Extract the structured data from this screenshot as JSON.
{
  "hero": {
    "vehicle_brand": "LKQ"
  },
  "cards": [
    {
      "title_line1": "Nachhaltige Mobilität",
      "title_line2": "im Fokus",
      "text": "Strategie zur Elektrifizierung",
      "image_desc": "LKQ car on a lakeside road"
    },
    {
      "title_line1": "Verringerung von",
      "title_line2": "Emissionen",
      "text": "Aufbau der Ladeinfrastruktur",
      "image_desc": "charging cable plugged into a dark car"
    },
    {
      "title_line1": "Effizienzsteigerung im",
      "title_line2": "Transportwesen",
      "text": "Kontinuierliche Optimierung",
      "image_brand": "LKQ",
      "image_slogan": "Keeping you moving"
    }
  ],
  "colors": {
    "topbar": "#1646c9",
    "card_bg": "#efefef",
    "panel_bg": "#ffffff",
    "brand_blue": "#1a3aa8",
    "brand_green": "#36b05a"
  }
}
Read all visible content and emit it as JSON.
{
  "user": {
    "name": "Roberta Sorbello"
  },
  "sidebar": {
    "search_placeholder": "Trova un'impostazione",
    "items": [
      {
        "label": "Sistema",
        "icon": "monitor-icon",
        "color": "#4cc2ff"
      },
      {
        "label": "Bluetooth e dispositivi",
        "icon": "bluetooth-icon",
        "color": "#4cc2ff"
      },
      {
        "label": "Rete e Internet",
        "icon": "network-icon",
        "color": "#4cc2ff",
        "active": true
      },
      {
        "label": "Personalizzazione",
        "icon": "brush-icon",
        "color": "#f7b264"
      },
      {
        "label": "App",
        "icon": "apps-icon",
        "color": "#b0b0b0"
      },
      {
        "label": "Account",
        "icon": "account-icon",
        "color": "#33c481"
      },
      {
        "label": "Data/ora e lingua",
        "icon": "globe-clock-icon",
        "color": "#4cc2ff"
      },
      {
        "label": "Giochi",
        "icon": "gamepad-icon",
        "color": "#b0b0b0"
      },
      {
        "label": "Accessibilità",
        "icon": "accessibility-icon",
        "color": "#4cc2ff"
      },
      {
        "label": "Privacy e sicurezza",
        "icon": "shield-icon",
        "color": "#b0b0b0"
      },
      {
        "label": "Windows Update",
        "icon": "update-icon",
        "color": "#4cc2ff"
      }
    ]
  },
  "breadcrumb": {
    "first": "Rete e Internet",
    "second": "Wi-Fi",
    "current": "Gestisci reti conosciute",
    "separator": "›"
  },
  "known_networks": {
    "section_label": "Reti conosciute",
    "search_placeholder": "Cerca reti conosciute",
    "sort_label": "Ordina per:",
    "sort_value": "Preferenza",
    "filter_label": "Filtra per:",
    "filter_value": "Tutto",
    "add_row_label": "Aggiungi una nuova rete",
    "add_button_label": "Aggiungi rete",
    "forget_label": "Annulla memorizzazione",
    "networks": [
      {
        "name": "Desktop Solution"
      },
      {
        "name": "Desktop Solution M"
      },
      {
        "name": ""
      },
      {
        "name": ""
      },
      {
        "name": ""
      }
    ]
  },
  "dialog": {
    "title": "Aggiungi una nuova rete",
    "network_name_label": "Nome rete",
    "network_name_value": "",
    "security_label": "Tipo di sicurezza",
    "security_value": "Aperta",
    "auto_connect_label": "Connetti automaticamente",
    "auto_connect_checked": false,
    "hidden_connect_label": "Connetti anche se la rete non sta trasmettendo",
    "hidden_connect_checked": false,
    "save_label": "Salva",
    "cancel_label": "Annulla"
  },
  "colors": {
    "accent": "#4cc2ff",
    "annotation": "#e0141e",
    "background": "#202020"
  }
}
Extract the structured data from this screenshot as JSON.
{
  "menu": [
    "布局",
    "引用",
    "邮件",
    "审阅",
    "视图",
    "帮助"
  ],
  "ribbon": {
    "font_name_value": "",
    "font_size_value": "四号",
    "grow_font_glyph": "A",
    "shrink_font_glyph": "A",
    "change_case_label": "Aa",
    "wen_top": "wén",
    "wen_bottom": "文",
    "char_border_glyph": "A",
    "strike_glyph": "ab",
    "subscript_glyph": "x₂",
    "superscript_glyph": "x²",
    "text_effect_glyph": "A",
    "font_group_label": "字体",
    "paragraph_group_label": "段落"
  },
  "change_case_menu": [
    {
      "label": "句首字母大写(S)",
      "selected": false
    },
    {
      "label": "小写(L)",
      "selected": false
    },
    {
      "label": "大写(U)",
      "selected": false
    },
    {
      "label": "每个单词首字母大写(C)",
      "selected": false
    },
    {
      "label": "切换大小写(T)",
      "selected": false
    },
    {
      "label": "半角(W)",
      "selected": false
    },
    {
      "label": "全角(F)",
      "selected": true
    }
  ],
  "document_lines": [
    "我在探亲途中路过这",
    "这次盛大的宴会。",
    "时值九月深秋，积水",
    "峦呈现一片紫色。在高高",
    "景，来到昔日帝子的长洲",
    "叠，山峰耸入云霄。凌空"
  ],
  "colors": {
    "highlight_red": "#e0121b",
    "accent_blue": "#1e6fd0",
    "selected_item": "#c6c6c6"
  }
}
________
* The request: From the listing, copy each line containing the word "nuova".

* Solved problem:
    "add_row_label": "Aggiungi una nuova rete",
    "title": "Aggiungi una nuova rete",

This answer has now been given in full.